- **Instructions to follow**
Examine the records and identify each line that includes the string "Dropped". Copy those lines.

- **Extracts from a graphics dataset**
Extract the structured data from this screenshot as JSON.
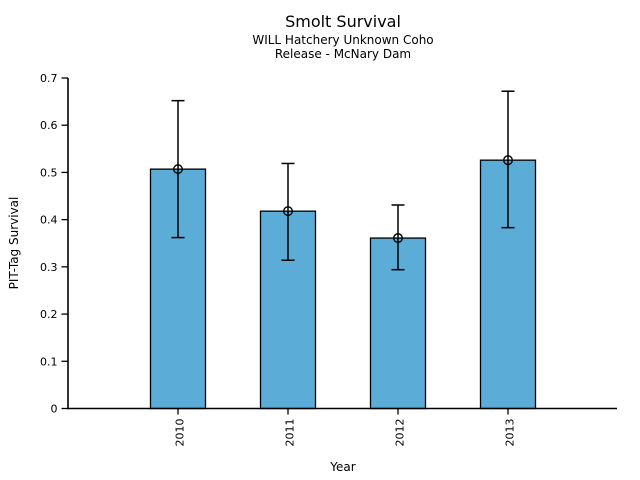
{
  "chart_data": {
    "type": "bar",
    "title": "Smolt Survival",
    "subtitle1": "WILL Hatchery Unknown Coho",
    "subtitle2": "Release - McNary Dam",
    "xlabel": "Year",
    "ylabel": "PIT-Tag Survival",
    "categories": [
      "2010",
      "2011",
      "2012",
      "2013"
    ],
    "values": [
      0.507,
      0.418,
      0.361,
      0.526
    ],
    "error_low": [
      0.362,
      0.314,
      0.294,
      0.383
    ],
    "error_high": [
      0.652,
      0.519,
      0.431,
      0.672
    ],
    "ylim": [
      0,
      0.7
    ],
    "ytick_labels": [
      "0",
      "0.1",
      "0.2",
      "0.3",
      "0.4",
      "0.5",
      "0.6",
      "0.7"
    ],
    "marker": "open-circle",
    "colors": {
      "bar_fill": "#5BACD7",
      "bar_edge": "#000000",
      "error_bar": "#000000",
      "axis": "#000000",
      "text": "#000000",
      "background": "#ffffff"
    },
    "legend": "none",
    "grid": "off"
  }
}
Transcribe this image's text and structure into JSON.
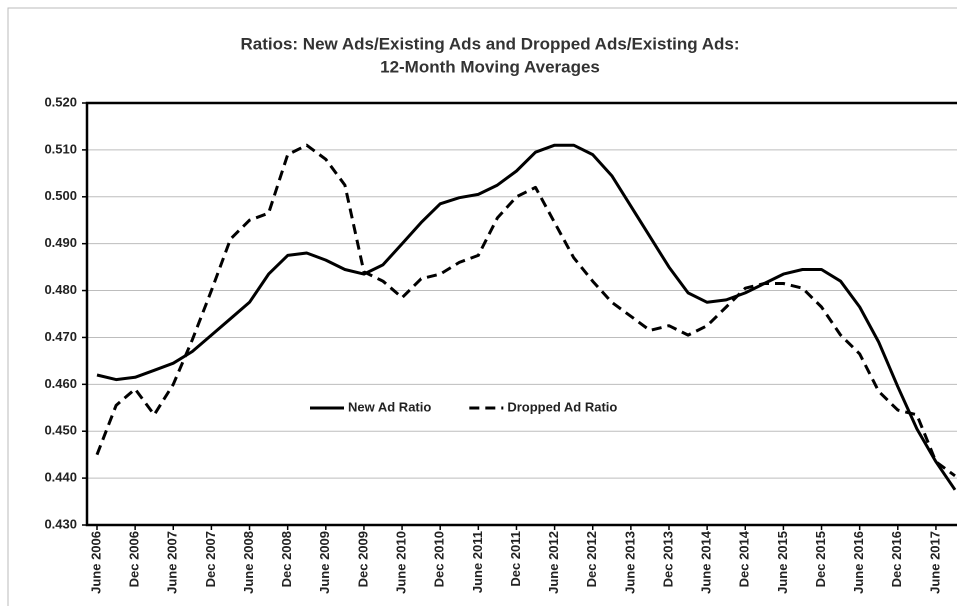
{
  "chart_data": {
    "type": "line",
    "title": [
      "Ratios: New Ads/Existing Ads and Dropped Ads/Existing Ads:",
      "12-Month Moving Averages"
    ],
    "categories": [
      "June 2006",
      null,
      "Dec 2006",
      null,
      "June 2007",
      null,
      "Dec 2007",
      null,
      "June 2008",
      null,
      "Dec 2008",
      null,
      "June 2009",
      null,
      "Dec 2009",
      null,
      "June 2010",
      null,
      "Dec 2010",
      null,
      "June 2011",
      null,
      "Dec 2011",
      null,
      "June 2012",
      null,
      "Dec 2012",
      null,
      "June 2013",
      null,
      "Dec 2013",
      null,
      "June 2014",
      null,
      "Dec 2014",
      null,
      "June 2015",
      null,
      "Dec 2015",
      null,
      "June 2016",
      null,
      "Dec 2016",
      null,
      "June 2017",
      null
    ],
    "series": [
      {
        "name": "New Ad Ratio",
        "color": "#000000",
        "dash": false,
        "values": [
          0.462,
          0.461,
          0.4615,
          0.463,
          0.4645,
          0.467,
          0.4705,
          0.474,
          0.4775,
          0.4835,
          0.4875,
          0.488,
          0.4865,
          0.4845,
          0.4835,
          0.4855,
          0.49,
          0.4945,
          0.4985,
          0.4998,
          0.5005,
          0.5025,
          0.5055,
          0.5095,
          0.511,
          0.511,
          0.509,
          0.5045,
          0.498,
          0.4915,
          0.485,
          0.4795,
          0.4775,
          0.478,
          0.4795,
          0.4815,
          0.4835,
          0.4845,
          0.4845,
          0.482,
          0.4765,
          0.469,
          0.4595,
          0.4505,
          0.4435,
          0.4375
        ]
      },
      {
        "name": "Dropped Ad Ratio",
        "color": "#000000",
        "dash": true,
        "values": [
          0.445,
          0.4555,
          0.459,
          0.4535,
          0.46,
          0.4695,
          0.48,
          0.491,
          0.495,
          0.4965,
          0.509,
          0.511,
          0.508,
          0.5025,
          0.484,
          0.482,
          0.4785,
          0.4825,
          0.4835,
          0.486,
          0.4875,
          0.4955,
          0.5,
          0.502,
          0.4945,
          0.487,
          0.482,
          0.4775,
          0.4745,
          0.4715,
          0.4725,
          0.4705,
          0.4725,
          0.4765,
          0.4805,
          0.4815,
          0.4815,
          0.4805,
          0.4765,
          0.4705,
          0.4665,
          0.4585,
          0.4545,
          0.4535,
          0.4435,
          0.4405
        ]
      }
    ],
    "ylim": [
      0.43,
      0.52
    ],
    "yticks": [
      {
        "value": 0.43,
        "label": "0.430"
      },
      {
        "value": 0.44,
        "label": "0.440"
      },
      {
        "value": 0.45,
        "label": "0.450"
      },
      {
        "value": 0.46,
        "label": "0.460"
      },
      {
        "value": 0.47,
        "label": "0.470"
      },
      {
        "value": 0.48,
        "label": "0.480"
      },
      {
        "value": 0.49,
        "label": "0.490"
      },
      {
        "value": 0.5,
        "label": "0.500"
      },
      {
        "value": 0.51,
        "label": "0.510"
      },
      {
        "value": 0.52,
        "label": "0.520"
      }
    ],
    "grid": true,
    "legend": "center"
  }
}
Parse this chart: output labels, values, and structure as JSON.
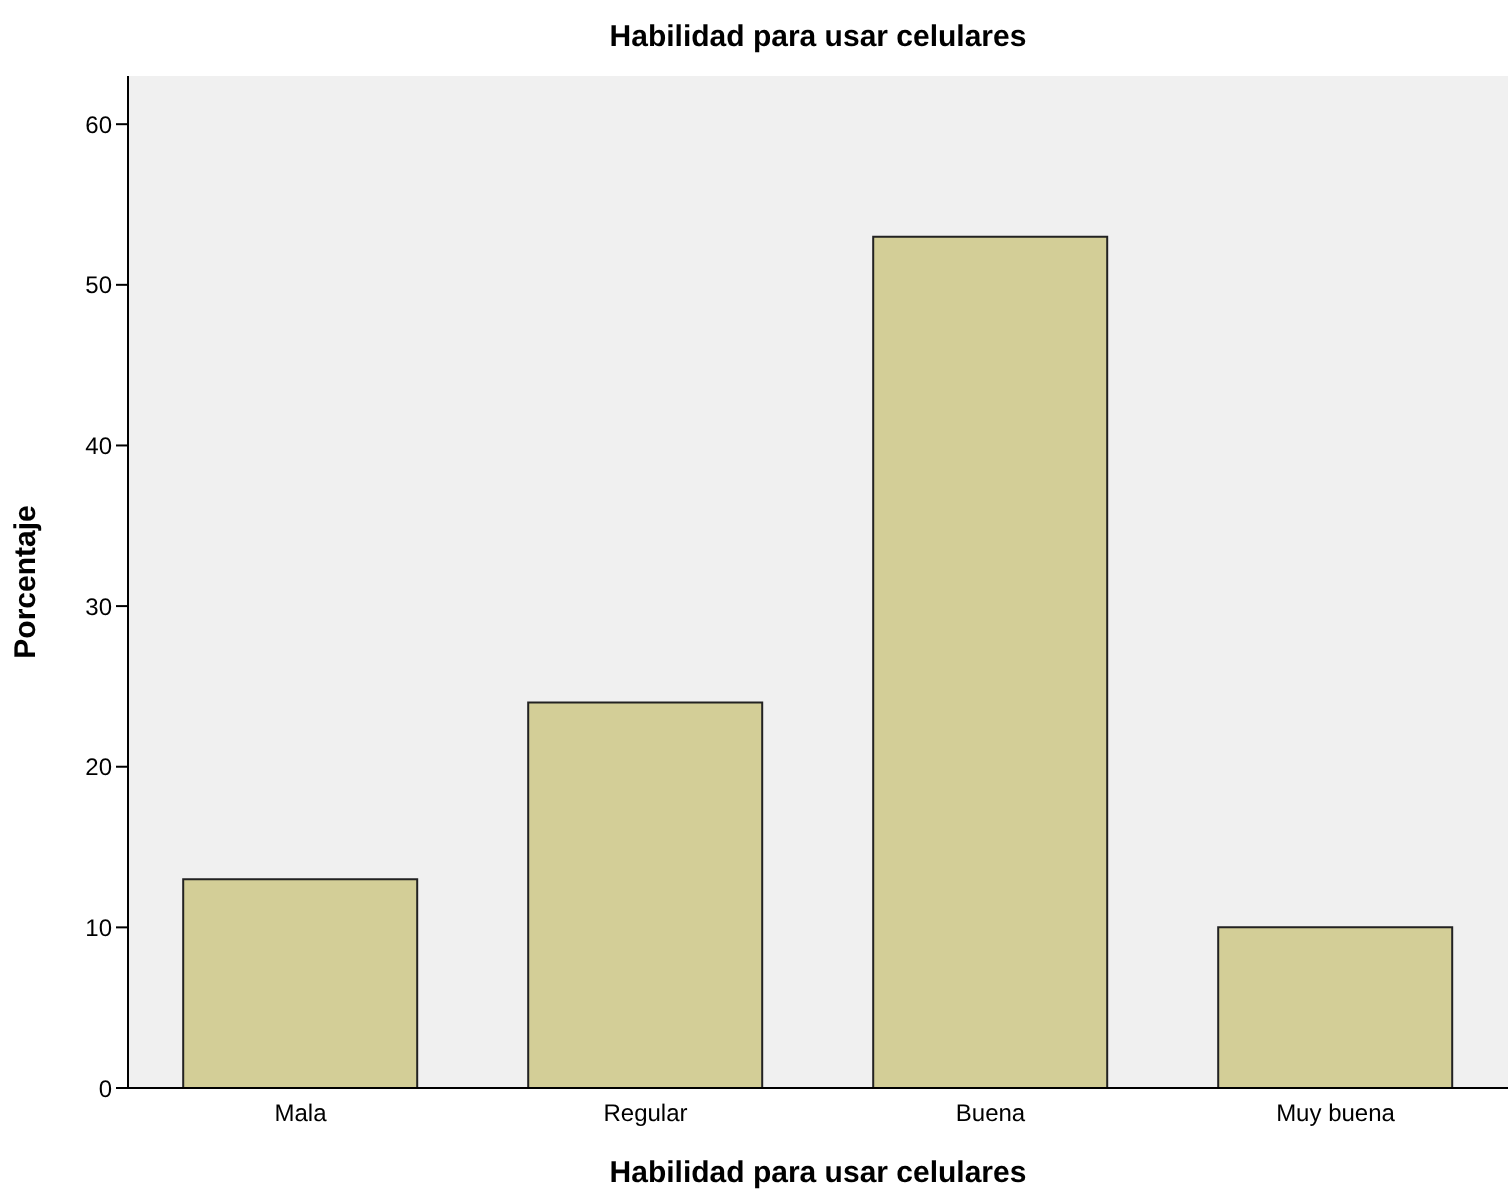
{
  "chart_data": {
    "type": "bar",
    "title": "Habilidad para usar celulares",
    "xlabel": "Habilidad para usar celulares",
    "ylabel": "Porcentaje",
    "categories": [
      "Mala",
      "Regular",
      "Buena",
      "Muy buena"
    ],
    "values": [
      13,
      24,
      53,
      10
    ],
    "color": "#d3ce97",
    "ylim": [
      0,
      63
    ],
    "yticks": [
      0,
      10,
      20,
      30,
      40,
      50,
      60
    ],
    "grid": false
  }
}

- **Result of this exercise**
      "Ratios: New Ads/Existing Ads and Dropped Ads/Existing Ads:",
        "name": "Dropped Ad Ratio",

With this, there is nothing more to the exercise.